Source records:
Segment Open

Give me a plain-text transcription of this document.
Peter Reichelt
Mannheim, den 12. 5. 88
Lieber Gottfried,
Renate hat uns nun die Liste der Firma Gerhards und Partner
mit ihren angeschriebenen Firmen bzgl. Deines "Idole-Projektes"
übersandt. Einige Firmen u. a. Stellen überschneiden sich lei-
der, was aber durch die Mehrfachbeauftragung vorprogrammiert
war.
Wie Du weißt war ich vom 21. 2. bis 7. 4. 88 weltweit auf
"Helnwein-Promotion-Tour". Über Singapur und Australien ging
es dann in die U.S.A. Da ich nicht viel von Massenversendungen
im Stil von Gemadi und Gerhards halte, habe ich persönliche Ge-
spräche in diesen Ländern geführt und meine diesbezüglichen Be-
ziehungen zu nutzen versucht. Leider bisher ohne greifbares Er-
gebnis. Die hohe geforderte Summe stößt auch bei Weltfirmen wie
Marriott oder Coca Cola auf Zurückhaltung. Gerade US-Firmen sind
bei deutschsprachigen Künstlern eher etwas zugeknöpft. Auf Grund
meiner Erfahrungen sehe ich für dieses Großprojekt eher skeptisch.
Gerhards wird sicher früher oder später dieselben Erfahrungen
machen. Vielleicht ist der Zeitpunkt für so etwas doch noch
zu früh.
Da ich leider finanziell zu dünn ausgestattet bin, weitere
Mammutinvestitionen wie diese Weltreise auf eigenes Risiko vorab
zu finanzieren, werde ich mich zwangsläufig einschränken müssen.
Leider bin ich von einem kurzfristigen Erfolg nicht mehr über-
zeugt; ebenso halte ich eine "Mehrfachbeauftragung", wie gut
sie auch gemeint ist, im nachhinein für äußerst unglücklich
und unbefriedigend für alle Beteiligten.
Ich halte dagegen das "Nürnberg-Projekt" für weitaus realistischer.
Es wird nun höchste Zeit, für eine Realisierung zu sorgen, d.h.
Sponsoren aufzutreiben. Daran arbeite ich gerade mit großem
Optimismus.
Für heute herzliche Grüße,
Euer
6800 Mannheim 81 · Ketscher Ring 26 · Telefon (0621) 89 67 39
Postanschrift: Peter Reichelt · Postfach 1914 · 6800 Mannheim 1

Segment Closed

▸ What the task requires
Every line in the records that holds the word "Mannheim" should be copied into the answer.

▸ Answer to this problem
Mannheim, den 12. 5. 88
6800 Mannheim 81 · Ketscher Ring 26 · Telefon (0621) 89 67 39
Postanschrift: Peter Reichelt · Postfach 1914 · 6800 Mannheim 1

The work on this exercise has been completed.